[Start]
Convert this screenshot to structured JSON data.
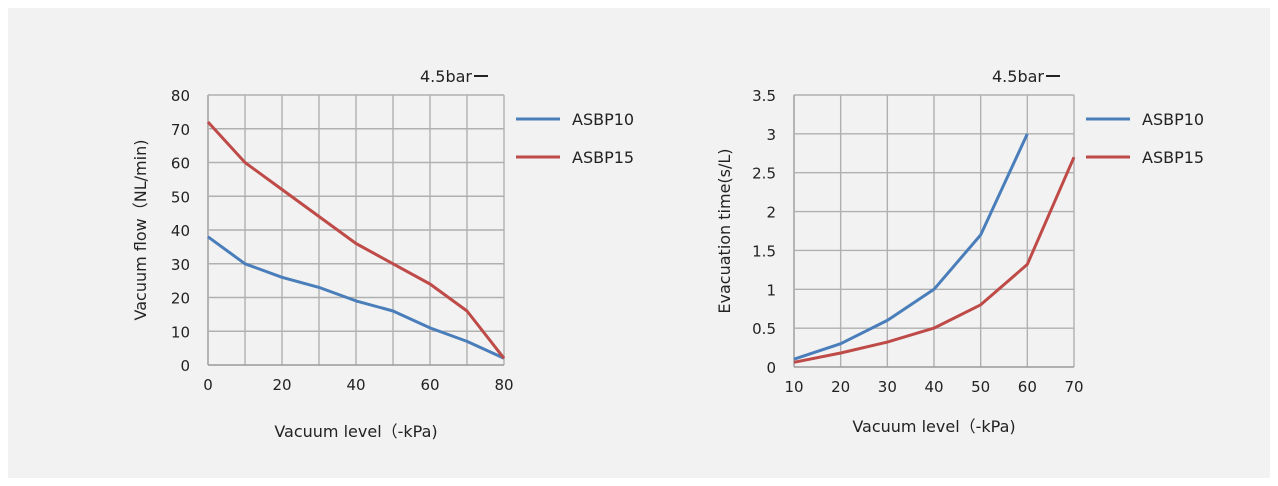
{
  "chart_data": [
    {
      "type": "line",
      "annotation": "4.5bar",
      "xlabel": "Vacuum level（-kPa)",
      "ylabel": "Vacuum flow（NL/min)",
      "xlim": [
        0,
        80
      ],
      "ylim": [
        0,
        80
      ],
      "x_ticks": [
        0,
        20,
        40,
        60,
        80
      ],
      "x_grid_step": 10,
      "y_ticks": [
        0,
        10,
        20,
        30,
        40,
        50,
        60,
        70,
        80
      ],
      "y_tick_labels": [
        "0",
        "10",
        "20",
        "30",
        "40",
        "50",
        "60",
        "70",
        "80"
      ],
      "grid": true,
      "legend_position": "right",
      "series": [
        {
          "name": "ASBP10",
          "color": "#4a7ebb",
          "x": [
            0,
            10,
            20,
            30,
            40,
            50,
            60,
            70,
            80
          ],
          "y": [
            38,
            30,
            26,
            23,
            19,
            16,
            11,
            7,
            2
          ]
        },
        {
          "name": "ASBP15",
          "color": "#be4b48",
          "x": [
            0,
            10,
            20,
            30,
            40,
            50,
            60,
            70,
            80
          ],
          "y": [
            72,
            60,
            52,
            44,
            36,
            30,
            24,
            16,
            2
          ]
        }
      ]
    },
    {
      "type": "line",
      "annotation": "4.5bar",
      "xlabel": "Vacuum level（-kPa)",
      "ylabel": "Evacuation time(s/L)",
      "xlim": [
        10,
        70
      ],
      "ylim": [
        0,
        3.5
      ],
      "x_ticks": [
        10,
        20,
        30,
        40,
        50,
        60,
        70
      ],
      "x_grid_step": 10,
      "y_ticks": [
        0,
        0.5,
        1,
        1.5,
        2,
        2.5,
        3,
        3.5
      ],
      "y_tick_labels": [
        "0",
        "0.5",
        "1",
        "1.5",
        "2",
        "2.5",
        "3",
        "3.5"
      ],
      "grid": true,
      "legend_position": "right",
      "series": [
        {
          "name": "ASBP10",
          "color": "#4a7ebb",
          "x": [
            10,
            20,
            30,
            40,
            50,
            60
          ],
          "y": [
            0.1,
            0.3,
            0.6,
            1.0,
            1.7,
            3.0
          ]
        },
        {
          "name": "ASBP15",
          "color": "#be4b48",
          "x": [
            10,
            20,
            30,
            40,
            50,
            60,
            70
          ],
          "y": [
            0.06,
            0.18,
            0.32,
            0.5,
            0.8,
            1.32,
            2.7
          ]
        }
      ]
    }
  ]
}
[End]
[Start]
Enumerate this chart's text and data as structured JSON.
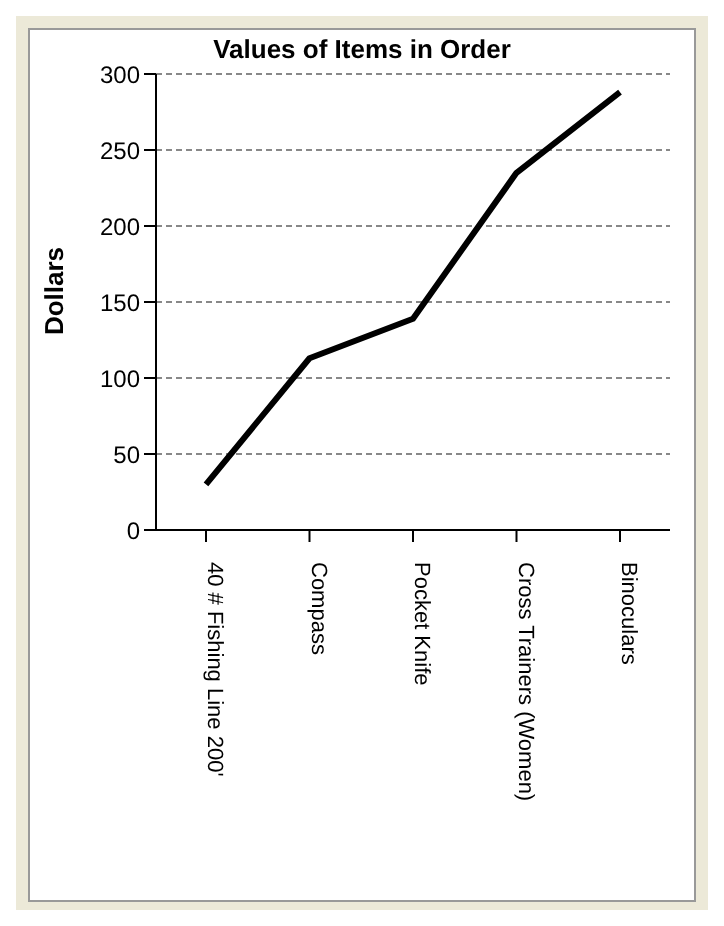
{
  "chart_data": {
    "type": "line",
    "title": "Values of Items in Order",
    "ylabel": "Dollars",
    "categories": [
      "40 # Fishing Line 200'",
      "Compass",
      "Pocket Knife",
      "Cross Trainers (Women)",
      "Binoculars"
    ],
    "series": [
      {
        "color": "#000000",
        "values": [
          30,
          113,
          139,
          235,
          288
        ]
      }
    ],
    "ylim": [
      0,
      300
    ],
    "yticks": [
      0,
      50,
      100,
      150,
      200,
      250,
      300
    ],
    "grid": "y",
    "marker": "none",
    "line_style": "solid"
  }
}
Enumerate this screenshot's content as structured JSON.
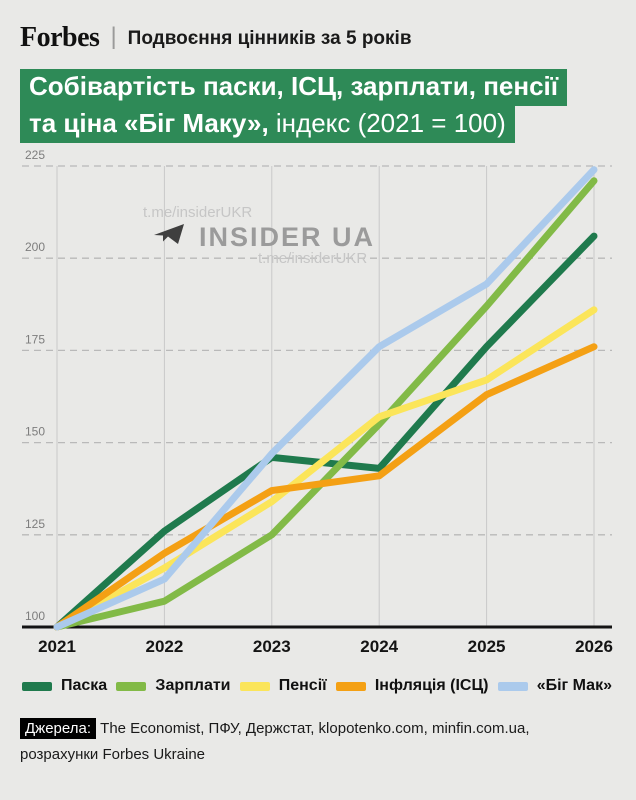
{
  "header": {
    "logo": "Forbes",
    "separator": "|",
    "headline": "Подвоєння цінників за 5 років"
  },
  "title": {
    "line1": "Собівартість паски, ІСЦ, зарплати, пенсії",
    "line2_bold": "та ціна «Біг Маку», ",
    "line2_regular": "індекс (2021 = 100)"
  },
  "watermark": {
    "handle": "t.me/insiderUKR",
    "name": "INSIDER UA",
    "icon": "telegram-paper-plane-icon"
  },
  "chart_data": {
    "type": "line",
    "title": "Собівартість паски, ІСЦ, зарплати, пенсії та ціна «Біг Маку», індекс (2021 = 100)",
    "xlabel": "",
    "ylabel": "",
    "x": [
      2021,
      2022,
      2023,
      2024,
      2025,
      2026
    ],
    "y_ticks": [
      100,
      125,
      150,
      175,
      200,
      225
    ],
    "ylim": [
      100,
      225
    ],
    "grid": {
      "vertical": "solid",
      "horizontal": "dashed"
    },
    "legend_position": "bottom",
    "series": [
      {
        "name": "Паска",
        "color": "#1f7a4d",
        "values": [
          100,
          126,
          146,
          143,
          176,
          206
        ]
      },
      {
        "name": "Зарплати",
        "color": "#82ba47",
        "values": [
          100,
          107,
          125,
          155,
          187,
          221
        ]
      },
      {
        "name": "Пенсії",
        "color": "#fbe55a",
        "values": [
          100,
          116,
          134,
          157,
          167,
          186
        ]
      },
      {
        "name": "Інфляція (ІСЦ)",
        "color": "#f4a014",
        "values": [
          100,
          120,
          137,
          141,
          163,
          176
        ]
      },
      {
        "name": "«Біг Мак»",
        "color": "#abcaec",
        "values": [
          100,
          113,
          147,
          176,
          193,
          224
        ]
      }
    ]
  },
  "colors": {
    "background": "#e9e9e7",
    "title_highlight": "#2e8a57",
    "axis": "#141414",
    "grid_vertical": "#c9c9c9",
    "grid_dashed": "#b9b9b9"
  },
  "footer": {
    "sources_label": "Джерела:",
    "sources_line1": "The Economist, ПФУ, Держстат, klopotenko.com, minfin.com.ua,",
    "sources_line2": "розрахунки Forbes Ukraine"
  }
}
[End]
Search the material above for "індекс". Pull out each line where it shows up.

    "line2_regular": "індекс (2021 = 100)"
    "title": "Собівартість паски, ІСЦ, зарплати, пенсії та ціна «Біг Маку», індекс (2021 = 100)",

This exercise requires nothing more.